WHAT YOU HAVE TO DO
Each line containing the word "from" needs to be copied.

DATA SECTION

========

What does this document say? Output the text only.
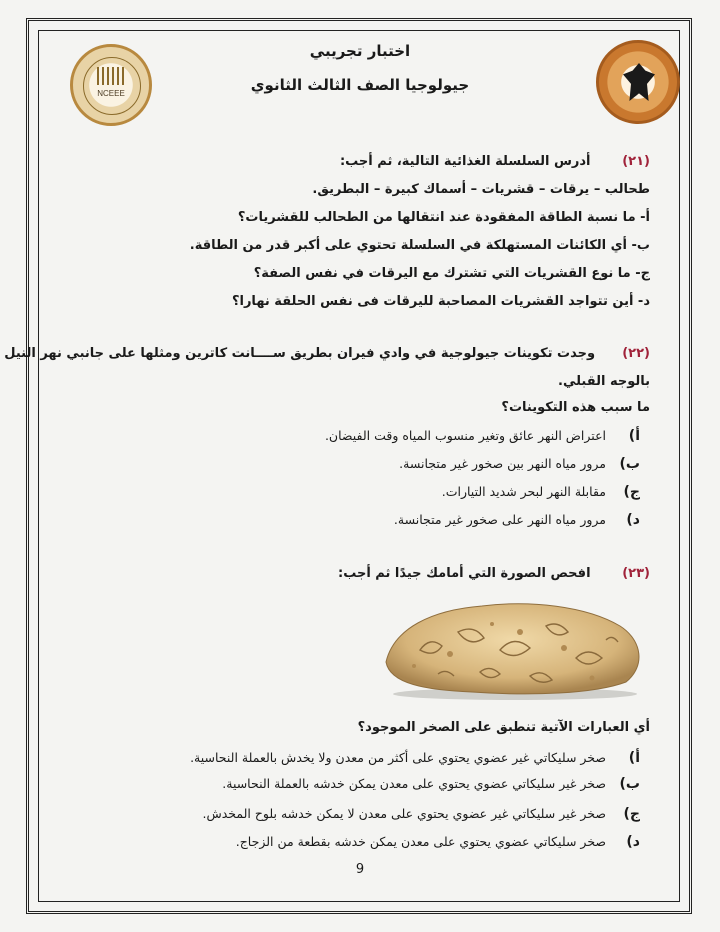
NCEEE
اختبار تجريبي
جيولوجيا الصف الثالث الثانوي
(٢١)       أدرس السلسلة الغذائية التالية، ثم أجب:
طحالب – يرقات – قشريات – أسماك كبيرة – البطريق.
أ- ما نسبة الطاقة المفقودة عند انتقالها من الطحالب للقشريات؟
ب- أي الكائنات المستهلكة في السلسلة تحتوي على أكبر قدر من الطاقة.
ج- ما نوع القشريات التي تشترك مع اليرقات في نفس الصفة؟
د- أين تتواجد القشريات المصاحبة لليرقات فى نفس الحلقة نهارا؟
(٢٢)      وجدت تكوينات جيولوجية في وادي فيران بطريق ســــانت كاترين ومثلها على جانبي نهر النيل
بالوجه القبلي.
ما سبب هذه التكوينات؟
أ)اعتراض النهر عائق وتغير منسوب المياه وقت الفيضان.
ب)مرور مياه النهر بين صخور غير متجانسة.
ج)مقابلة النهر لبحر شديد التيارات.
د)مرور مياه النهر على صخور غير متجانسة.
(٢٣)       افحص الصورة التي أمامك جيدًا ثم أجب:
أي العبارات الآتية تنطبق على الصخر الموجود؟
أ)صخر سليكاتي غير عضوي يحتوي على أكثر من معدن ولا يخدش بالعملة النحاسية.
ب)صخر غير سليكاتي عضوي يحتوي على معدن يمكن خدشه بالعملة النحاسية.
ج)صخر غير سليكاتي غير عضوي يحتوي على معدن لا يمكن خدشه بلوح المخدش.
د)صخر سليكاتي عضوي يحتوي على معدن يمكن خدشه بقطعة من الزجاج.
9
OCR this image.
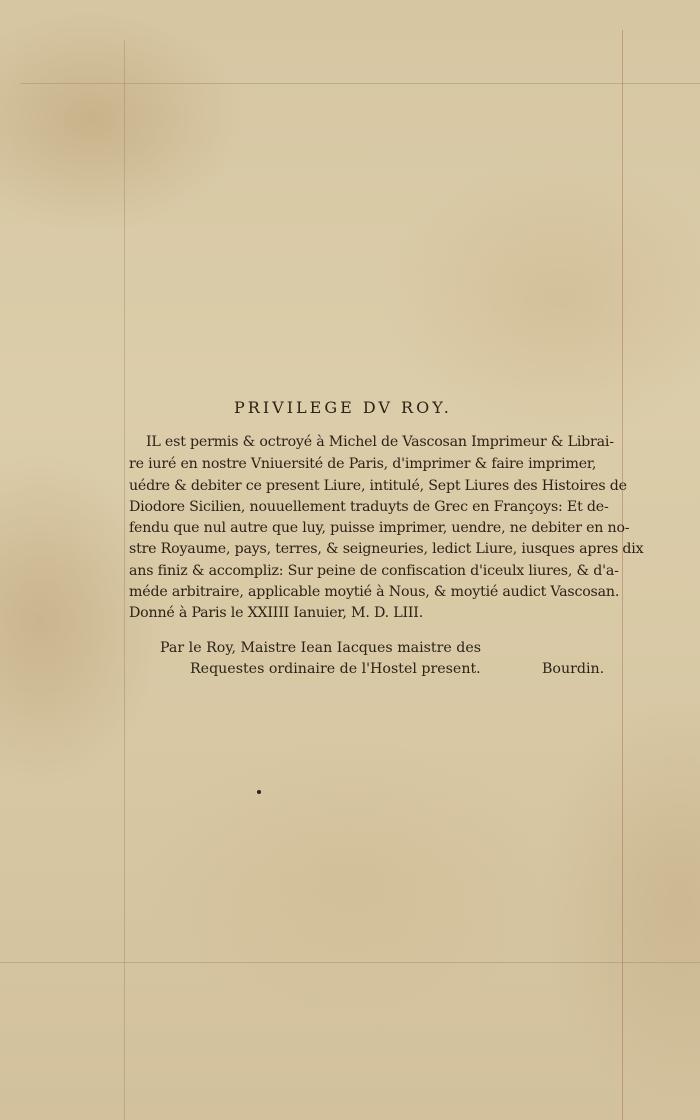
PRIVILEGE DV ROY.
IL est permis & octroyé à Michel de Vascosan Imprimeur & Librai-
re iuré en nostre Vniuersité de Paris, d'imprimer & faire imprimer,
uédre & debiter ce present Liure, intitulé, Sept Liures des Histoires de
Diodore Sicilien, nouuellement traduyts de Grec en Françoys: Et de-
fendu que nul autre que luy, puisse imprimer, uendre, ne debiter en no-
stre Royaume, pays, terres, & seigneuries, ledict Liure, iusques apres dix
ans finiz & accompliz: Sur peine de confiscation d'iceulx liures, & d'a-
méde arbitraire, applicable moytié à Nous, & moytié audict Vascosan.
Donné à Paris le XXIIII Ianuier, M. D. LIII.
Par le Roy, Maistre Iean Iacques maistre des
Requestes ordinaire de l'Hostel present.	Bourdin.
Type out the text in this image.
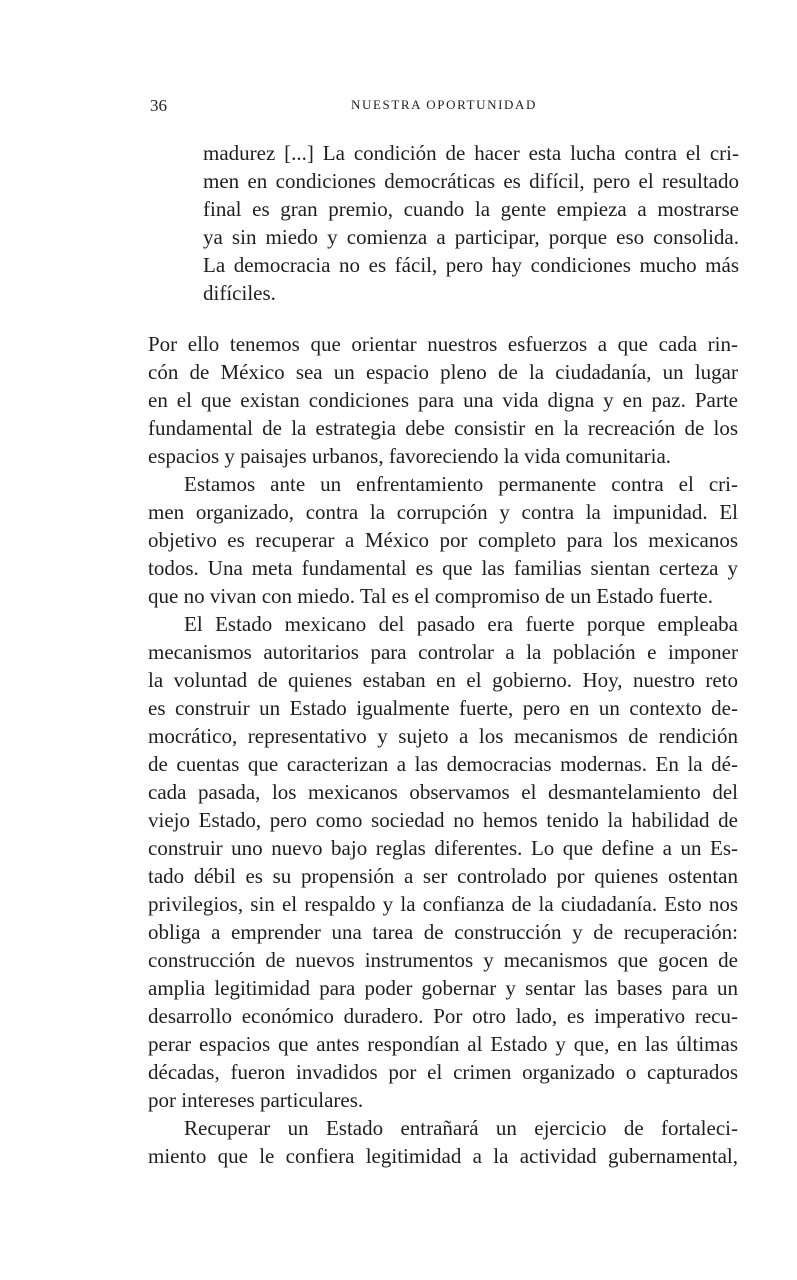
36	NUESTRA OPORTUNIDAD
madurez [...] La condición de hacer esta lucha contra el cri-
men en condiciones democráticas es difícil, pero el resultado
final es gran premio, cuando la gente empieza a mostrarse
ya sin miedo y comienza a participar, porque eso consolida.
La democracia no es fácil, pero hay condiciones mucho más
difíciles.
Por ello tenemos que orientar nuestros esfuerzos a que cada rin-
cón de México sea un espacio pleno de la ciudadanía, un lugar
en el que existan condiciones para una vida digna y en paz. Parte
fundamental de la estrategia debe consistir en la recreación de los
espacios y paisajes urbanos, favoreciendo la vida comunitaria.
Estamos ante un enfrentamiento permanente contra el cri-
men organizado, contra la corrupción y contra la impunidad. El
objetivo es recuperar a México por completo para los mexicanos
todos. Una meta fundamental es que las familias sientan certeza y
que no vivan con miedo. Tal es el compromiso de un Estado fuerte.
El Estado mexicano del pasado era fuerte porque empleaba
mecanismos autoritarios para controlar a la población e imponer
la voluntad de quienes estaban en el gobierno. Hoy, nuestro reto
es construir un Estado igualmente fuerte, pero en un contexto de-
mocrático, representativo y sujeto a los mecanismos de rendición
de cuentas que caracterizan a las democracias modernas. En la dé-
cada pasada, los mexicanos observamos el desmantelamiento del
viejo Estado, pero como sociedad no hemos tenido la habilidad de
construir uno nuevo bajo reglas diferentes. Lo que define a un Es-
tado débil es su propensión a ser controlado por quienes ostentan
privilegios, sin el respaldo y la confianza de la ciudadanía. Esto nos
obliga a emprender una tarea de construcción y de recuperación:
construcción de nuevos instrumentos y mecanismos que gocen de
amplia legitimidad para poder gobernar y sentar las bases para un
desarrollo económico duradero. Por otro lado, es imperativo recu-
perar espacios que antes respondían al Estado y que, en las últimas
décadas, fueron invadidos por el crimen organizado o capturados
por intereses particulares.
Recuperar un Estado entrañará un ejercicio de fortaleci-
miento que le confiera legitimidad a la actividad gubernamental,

========

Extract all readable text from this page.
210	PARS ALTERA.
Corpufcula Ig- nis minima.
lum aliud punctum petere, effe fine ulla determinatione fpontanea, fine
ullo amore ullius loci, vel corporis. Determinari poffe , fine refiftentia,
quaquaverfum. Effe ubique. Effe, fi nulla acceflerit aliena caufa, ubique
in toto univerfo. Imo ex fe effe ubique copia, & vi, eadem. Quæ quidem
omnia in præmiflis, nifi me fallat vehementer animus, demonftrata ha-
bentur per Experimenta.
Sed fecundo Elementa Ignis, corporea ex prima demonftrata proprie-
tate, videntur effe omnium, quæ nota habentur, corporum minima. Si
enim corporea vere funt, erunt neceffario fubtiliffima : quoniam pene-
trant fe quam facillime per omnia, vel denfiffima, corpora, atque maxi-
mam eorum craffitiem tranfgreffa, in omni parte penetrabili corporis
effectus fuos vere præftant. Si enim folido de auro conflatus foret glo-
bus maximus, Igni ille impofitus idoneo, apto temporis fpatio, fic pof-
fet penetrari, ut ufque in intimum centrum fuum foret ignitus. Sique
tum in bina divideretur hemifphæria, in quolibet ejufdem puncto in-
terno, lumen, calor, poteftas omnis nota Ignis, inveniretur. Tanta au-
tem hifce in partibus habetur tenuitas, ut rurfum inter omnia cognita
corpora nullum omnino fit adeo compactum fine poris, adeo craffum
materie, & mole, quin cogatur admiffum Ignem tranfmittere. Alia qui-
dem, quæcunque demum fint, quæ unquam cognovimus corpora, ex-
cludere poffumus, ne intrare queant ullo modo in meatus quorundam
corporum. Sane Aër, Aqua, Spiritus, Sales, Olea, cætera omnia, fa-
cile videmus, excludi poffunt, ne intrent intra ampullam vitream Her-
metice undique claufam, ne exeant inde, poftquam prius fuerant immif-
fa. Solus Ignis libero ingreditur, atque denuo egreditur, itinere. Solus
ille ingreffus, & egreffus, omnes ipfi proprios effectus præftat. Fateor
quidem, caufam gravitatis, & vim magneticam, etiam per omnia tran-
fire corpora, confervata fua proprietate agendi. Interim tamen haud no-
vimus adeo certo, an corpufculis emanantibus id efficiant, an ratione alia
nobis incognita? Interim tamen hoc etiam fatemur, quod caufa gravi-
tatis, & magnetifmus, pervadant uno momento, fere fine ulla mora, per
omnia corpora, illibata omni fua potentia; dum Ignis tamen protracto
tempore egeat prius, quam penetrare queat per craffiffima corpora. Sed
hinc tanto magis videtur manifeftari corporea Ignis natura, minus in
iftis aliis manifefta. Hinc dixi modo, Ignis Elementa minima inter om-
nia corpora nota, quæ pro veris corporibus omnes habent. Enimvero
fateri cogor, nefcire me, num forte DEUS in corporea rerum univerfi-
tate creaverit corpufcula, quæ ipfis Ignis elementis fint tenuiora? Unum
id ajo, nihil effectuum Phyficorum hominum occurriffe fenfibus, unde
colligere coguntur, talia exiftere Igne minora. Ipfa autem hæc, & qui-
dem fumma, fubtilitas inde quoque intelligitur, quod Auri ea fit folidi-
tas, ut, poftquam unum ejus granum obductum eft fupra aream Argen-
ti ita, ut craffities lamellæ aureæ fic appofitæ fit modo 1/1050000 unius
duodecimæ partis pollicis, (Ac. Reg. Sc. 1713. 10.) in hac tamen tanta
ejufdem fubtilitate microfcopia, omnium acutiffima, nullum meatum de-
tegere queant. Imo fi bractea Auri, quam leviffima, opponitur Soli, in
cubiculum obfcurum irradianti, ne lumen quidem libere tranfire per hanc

========

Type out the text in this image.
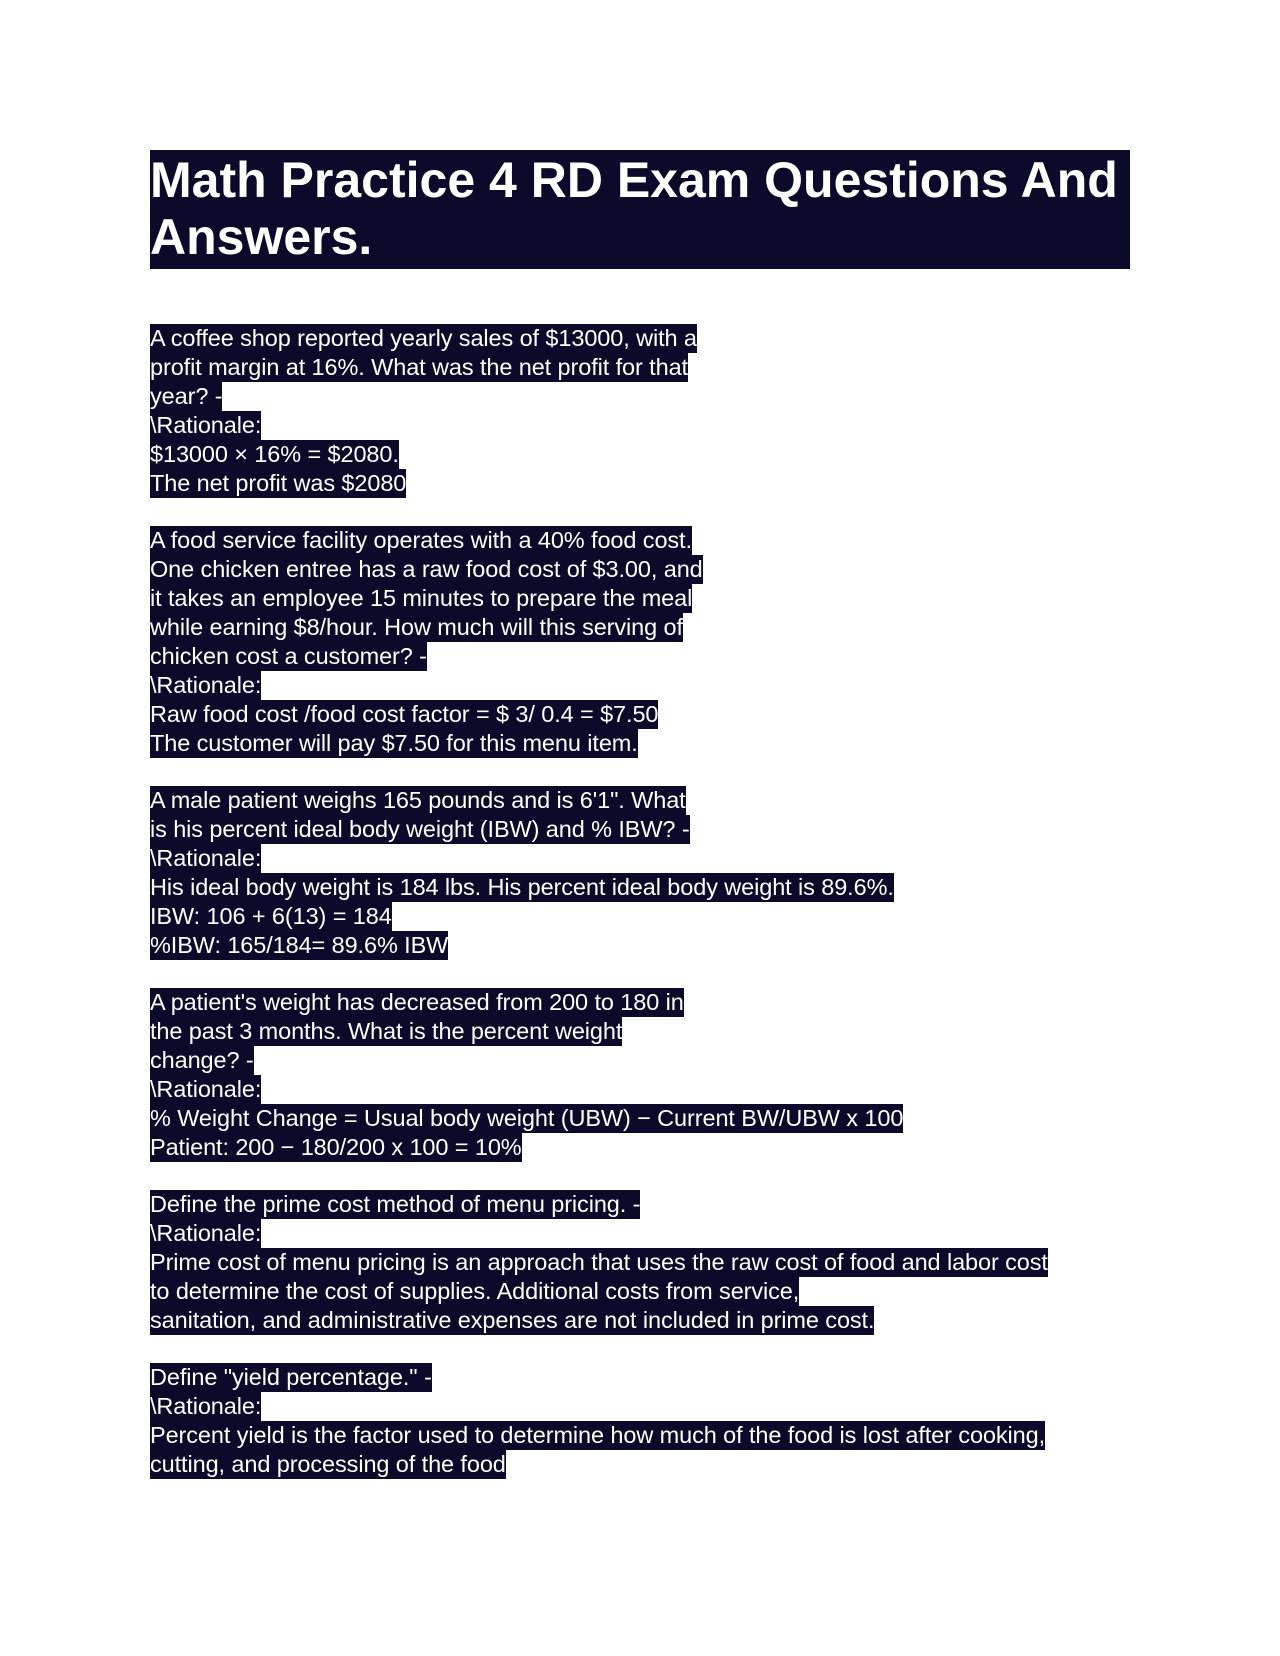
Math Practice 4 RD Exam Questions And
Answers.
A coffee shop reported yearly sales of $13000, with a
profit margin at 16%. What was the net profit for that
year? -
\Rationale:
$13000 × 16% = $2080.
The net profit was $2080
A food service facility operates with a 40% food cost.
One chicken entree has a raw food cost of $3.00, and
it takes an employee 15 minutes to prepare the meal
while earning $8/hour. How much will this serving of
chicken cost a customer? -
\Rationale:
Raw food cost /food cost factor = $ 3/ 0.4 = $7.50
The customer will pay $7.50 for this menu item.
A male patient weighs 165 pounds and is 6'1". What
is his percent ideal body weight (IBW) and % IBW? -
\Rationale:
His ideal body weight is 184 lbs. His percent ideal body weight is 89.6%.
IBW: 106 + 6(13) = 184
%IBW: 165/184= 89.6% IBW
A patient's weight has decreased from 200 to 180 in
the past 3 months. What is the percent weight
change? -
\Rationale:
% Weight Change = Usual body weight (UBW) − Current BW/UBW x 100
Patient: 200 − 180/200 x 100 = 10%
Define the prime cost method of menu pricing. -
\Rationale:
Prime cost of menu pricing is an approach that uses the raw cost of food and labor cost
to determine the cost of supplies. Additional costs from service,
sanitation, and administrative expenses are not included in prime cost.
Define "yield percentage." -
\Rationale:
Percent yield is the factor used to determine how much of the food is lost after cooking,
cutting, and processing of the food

========

SOLUTION TO THIS PROBLEM
Extract all readable text from this page.
A patient's weight has decreased from 200 to 180 in
to determine the cost of supplies. Additional costs from service,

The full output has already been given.